Using the listing below, please gather every line containing the word "blue".

DATA LISTING:
· · · · ·

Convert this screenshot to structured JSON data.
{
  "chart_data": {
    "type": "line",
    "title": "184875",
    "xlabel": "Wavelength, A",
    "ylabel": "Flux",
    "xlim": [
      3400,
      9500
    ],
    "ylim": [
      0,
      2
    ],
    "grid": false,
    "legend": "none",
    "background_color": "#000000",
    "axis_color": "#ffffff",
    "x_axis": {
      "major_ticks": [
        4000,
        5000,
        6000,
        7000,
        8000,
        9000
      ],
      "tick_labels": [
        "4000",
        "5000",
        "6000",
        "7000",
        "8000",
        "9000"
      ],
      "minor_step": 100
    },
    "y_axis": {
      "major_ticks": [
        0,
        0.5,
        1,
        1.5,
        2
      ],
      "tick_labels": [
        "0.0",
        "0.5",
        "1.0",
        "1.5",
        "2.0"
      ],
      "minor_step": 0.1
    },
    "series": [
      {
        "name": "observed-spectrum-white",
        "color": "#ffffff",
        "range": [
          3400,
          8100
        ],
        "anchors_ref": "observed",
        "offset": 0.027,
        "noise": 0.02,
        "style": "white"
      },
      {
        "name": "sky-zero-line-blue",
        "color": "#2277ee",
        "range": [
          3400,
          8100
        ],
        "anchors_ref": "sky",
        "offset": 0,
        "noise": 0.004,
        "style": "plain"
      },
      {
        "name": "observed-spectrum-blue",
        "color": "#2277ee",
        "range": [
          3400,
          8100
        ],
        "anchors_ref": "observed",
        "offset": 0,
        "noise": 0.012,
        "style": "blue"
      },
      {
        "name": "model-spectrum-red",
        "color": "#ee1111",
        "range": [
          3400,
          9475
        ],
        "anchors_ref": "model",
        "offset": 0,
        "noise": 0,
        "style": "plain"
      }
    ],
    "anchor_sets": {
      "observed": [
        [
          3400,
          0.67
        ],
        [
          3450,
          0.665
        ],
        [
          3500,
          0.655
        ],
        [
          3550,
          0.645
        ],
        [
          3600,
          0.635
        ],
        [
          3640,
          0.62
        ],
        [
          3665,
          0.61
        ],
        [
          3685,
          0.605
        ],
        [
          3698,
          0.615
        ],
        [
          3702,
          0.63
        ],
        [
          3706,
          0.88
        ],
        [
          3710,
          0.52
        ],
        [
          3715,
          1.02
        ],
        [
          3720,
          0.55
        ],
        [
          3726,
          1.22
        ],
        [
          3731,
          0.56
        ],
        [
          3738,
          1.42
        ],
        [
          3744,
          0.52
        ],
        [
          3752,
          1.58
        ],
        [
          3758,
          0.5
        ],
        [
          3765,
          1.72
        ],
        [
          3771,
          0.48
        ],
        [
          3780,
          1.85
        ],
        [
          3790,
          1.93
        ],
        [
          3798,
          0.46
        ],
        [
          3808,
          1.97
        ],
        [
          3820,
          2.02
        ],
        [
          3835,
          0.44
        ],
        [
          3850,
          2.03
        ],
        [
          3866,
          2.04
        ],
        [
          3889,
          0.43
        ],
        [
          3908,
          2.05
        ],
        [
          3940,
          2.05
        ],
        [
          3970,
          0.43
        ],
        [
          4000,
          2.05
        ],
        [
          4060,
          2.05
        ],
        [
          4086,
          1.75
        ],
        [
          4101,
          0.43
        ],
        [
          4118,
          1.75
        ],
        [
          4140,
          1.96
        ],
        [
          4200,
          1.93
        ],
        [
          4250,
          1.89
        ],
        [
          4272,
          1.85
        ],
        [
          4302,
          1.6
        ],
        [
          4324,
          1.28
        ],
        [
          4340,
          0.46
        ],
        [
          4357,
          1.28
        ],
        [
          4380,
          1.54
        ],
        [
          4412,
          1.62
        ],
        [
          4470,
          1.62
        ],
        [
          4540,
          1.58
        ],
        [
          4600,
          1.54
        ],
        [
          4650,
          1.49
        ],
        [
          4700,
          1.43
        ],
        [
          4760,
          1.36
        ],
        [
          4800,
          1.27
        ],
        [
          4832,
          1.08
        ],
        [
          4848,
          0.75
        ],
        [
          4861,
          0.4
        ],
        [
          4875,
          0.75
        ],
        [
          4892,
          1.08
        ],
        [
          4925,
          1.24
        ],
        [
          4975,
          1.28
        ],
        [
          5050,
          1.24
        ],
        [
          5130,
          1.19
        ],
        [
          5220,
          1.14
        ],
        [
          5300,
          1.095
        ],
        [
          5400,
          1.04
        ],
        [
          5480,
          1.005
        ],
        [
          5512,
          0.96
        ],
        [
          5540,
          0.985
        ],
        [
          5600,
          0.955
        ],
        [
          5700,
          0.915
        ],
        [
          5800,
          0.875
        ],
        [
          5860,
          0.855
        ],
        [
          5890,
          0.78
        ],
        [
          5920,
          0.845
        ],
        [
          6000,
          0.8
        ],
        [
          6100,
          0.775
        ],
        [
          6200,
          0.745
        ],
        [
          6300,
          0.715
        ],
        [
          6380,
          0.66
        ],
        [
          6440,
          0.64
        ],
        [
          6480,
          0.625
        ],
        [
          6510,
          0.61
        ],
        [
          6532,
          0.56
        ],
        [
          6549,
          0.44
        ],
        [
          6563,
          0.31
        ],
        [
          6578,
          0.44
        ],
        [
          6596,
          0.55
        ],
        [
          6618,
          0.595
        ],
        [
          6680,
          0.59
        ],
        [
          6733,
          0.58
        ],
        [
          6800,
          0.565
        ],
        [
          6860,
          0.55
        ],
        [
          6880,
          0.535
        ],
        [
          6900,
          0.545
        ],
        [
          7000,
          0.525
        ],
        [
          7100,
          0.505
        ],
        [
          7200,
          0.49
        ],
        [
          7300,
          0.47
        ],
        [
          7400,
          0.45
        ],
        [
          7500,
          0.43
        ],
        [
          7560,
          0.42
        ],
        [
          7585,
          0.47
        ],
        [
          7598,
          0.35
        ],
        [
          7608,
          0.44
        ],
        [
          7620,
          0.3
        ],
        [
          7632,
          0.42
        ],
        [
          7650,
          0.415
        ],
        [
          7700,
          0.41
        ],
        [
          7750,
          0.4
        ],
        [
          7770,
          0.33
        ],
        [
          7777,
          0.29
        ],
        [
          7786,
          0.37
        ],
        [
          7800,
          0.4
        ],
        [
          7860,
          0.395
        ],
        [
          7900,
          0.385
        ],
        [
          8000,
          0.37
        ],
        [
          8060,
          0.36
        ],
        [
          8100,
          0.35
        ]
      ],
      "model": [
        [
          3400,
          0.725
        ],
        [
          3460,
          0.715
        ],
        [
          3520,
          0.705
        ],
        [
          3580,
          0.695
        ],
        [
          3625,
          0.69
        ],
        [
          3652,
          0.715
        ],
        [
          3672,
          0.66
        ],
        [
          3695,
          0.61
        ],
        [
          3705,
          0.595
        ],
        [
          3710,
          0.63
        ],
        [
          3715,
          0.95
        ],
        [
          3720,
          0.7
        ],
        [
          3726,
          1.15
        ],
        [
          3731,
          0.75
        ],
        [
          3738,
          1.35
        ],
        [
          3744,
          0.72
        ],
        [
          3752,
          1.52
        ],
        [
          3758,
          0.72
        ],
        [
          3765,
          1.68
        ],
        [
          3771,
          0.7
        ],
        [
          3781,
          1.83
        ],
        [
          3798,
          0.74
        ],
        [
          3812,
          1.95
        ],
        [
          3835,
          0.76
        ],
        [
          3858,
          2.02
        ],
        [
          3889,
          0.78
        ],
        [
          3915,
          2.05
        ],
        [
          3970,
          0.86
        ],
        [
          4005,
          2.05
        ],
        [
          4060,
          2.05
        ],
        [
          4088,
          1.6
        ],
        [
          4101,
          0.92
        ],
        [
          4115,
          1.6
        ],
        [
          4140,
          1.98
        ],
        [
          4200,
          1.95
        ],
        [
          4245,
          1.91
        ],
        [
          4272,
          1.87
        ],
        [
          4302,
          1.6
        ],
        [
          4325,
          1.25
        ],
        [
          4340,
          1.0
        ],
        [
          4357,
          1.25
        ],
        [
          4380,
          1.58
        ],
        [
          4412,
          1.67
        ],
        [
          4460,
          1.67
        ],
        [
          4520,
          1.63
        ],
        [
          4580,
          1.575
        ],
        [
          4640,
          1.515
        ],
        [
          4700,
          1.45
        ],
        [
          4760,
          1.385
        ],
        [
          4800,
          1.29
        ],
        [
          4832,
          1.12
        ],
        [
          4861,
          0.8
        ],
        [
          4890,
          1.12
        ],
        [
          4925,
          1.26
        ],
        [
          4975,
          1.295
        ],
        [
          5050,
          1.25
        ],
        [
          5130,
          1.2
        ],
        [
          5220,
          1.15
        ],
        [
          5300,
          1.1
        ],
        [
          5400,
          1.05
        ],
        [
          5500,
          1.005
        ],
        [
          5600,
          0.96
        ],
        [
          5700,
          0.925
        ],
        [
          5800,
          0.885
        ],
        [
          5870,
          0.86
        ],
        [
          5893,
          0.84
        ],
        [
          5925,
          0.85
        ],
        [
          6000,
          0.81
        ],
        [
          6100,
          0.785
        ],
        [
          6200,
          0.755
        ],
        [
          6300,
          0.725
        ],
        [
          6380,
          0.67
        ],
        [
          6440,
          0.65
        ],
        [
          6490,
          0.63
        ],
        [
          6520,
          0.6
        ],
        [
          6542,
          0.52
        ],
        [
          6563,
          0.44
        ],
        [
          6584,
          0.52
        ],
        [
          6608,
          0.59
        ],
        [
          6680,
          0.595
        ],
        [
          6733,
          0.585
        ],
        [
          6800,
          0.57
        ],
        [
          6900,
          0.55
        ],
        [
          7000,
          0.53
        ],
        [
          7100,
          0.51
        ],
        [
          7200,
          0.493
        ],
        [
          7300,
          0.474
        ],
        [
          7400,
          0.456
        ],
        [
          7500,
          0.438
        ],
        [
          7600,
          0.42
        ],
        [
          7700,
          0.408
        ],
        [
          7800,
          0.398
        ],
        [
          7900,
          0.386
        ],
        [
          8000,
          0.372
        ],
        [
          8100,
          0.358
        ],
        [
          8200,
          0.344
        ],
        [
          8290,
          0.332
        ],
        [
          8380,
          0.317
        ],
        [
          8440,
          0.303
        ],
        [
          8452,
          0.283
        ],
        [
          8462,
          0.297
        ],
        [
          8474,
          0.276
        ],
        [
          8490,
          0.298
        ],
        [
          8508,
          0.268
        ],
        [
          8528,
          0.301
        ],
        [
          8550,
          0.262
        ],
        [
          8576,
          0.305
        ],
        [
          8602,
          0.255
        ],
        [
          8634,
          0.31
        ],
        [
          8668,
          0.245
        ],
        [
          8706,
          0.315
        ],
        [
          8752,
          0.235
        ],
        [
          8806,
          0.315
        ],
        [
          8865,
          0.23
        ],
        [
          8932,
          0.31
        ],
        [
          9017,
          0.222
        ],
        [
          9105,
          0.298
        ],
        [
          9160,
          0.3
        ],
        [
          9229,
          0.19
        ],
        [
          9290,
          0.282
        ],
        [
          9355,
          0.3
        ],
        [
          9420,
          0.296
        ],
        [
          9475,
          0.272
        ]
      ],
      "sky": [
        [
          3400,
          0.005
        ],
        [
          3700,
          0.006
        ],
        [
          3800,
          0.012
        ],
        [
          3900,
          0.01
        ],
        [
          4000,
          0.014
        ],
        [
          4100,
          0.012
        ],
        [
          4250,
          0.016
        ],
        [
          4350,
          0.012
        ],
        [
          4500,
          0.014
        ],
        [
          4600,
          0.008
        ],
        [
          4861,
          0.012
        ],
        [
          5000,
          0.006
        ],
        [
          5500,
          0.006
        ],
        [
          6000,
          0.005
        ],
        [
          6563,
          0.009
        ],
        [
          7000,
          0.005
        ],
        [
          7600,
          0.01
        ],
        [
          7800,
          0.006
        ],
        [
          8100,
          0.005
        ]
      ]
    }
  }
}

· · · · ·

WRITTEN REPLY:
        "name": "sky-zero-line-blue",
        "name": "observed-spectrum-blue",
        "style": "blue"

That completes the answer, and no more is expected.